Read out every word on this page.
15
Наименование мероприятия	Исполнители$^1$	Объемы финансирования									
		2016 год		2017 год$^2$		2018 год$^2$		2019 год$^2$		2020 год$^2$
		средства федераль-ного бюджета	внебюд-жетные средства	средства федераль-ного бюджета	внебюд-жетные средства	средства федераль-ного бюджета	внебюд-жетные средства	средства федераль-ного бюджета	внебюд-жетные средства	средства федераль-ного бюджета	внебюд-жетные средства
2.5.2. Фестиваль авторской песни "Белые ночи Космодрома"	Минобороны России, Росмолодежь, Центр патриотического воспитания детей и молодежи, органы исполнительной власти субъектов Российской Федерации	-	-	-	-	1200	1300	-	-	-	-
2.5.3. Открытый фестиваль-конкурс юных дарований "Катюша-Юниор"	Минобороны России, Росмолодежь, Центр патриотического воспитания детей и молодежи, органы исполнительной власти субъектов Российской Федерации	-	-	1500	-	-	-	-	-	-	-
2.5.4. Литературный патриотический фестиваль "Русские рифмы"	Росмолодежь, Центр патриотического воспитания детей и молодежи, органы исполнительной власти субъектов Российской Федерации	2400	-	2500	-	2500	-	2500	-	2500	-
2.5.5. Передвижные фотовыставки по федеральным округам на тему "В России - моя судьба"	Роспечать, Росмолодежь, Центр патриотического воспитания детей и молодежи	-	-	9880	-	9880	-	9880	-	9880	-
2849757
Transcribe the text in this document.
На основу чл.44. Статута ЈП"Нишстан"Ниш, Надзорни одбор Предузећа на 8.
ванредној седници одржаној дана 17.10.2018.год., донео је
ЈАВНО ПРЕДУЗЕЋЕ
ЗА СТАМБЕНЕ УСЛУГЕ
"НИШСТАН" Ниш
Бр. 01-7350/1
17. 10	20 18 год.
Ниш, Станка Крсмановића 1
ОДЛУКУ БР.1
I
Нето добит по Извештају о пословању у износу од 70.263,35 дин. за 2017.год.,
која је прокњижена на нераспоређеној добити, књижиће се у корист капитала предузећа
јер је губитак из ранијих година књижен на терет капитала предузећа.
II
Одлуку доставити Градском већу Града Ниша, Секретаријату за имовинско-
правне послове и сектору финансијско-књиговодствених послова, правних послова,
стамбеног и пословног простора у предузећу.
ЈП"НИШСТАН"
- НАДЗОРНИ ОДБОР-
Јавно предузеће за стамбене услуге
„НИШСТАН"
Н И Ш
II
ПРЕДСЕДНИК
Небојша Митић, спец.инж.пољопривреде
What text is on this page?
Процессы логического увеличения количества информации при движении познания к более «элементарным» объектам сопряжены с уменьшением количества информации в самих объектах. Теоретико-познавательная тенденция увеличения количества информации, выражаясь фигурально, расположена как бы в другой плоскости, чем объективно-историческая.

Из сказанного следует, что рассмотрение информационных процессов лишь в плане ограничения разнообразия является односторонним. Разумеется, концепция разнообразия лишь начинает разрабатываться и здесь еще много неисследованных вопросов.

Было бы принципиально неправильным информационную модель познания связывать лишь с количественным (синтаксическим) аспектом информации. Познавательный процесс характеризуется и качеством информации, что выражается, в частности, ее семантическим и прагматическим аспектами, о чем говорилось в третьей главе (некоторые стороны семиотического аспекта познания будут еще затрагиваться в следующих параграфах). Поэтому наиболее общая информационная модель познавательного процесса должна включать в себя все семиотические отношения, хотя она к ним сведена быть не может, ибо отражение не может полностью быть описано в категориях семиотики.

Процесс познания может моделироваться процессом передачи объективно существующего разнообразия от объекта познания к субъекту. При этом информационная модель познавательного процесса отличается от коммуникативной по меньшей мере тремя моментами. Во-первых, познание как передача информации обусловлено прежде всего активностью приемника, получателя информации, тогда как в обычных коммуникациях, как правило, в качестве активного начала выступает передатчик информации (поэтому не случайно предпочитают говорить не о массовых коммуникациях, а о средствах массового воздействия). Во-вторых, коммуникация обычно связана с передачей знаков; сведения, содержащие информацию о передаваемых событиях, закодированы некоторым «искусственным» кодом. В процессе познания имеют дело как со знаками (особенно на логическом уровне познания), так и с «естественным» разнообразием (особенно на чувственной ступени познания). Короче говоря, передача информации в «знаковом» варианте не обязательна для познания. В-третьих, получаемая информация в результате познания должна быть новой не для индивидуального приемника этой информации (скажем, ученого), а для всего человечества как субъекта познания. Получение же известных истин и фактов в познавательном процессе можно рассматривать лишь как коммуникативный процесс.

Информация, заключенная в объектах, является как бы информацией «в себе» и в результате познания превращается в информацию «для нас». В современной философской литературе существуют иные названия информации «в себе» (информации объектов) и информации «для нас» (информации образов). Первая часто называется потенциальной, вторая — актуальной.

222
____
PROBLEM TO WORK ON: Write out the whole listing again, exactly as it stands.

EXERCISE SOLUTION:
Read out every word on this page.
15
Наименование мероприятия	Исполнители$^1$	Объемы финансирования									
		2016 год		2017 год$^2$		2018 год$^2$		2019 год$^2$		2020 год$^2$
		средства федераль-ного бюджета	внебюд-жетные средства	средства федераль-ного бюджета	внебюд-жетные средства	средства федераль-ного бюджета	внебюд-жетные средства	средства федераль-ного бюджета	внебюд-жетные средства	средства федераль-ного бюджета	внебюд-жетные средства
2.5.2. Фестиваль авторской песни "Белые ночи Космодрома"	Минобороны России, Росмолодежь, Центр патриотического воспитания детей и молодежи, органы исполнительной власти субъектов Российской Федерации	-	-	-	-	1200	1300	-	-	-	-
2.5.3. Открытый фестиваль-конкурс юных дарований "Катюша-Юниор"	Минобороны России, Росмолодежь, Центр патриотического воспитания детей и молодежи, органы исполнительной власти субъектов Российской Федерации	-	-	1500	-	-	-	-	-	-	-
2.5.4. Литературный патриотический фестиваль "Русские рифмы"	Росмолодежь, Центр патриотического воспитания детей и молодежи, органы исполнительной власти субъектов Российской Федерации	2400	-	2500	-	2500	-	2500	-	2500	-
2.5.5. Передвижные фотовыставки по федеральным округам на тему "В России - моя судьба"	Роспечать, Росмолодежь, Центр патриотического воспитания детей и молодежи	-	-	9880	-	9880	-	9880	-	9880	-
2849757
Transcribe the text in this document.
На основу чл.44. Статута ЈП"Нишстан"Ниш, Надзорни одбор Предузећа на 8.
ванредној седници одржаној дана 17.10.2018.год., донео је
ЈАВНО ПРЕДУЗЕЋЕ
ЗА СТАМБЕНЕ УСЛУГЕ
"НИШСТАН" Ниш
Бр. 01-7350/1
17. 10	20 18 год.
Ниш, Станка Крсмановића 1
ОДЛУКУ БР.1
I
Нето добит по Извештају о пословању у износу од 70.263,35 дин. за 2017.год.,
која је прокњижена на нераспоређеној добити, књижиће се у корист капитала предузећа
јер је губитак из ранијих година књижен на терет капитала предузећа.
II
Одлуку доставити Градском већу Града Ниша, Секретаријату за имовинско-
правне послове и сектору финансијско-књиговодствених послова, правних послова,
стамбеног и пословног простора у предузећу.
ЈП"НИШСТАН"
- НАДЗОРНИ ОДБОР-
Јавно предузеће за стамбене услуге
„НИШСТАН"
Н И Ш
II
ПРЕДСЕДНИК
Небојша Митић, спец.инж.пољопривреде
What text is on this page?
Процессы логического увеличения количества информации при движении познания к более «элементарным» объектам сопряжены с уменьшением количества информации в самих объектах. Теоретико-познавательная тенденция увеличения количества информации, выражаясь фигурально, расположена как бы в другой плоскости, чем объективно-историческая.

Из сказанного следует, что рассмотрение информационных процессов лишь в плане ограничения разнообразия является односторонним. Разумеется, концепция разнообразия лишь начинает разрабатываться и здесь еще много неисследованных вопросов.

Было бы принципиально неправильным информационную модель познания связывать лишь с количественным (синтаксическим) аспектом информации. Познавательный процесс характеризуется и качеством информации, что выражается, в частности, ее семантическим и прагматическим аспектами, о чем говорилось в третьей главе (некоторые стороны семиотического аспекта познания будут еще затрагиваться в следующих параграфах). Поэтому наиболее общая информационная модель познавательного процесса должна включать в себя все семиотические отношения, хотя она к ним сведена быть не может, ибо отражение не может полностью быть описано в категориях семиотики.

Процесс познания может моделироваться процессом передачи объективно существующего разнообразия от объекта познания к субъекту. При этом информационная модель познавательного процесса отличается от коммуникативной по меньшей мере тремя моментами. Во-первых, познание как передача информации обусловлено прежде всего активностью приемника, получателя информации, тогда как в обычных коммуникациях, как правило, в качестве активного начала выступает передатчик информации (поэтому не случайно предпочитают говорить не о массовых коммуникациях, а о средствах массового воздействия). Во-вторых, коммуникация обычно связана с передачей знаков; сведения, содержащие информацию о передаваемых событиях, закодированы некоторым «искусственным» кодом. В процессе познания имеют дело как со знаками (особенно на логическом уровне познания), так и с «естественным» разнообразием (особенно на чувственной ступени познания). Короче говоря, передача информации в «знаковом» варианте не обязательна для познания. В-третьих, получаемая информация в результате познания должна быть новой не для индивидуального приемника этой информации (скажем, ученого), а для всего человечества как субъекта познания. Получение же известных истин и фактов в познавательном процессе можно рассматривать лишь как коммуникативный процесс.

Информация, заключенная в объектах, является как бы информацией «в себе» и в результате познания превращается в информацию «для нас». В современной философской литературе существуют иные названия информации «в себе» (информации объектов) и информации «для нас» (информации образов). Первая часто называется потенциальной, вторая — актуальной.

222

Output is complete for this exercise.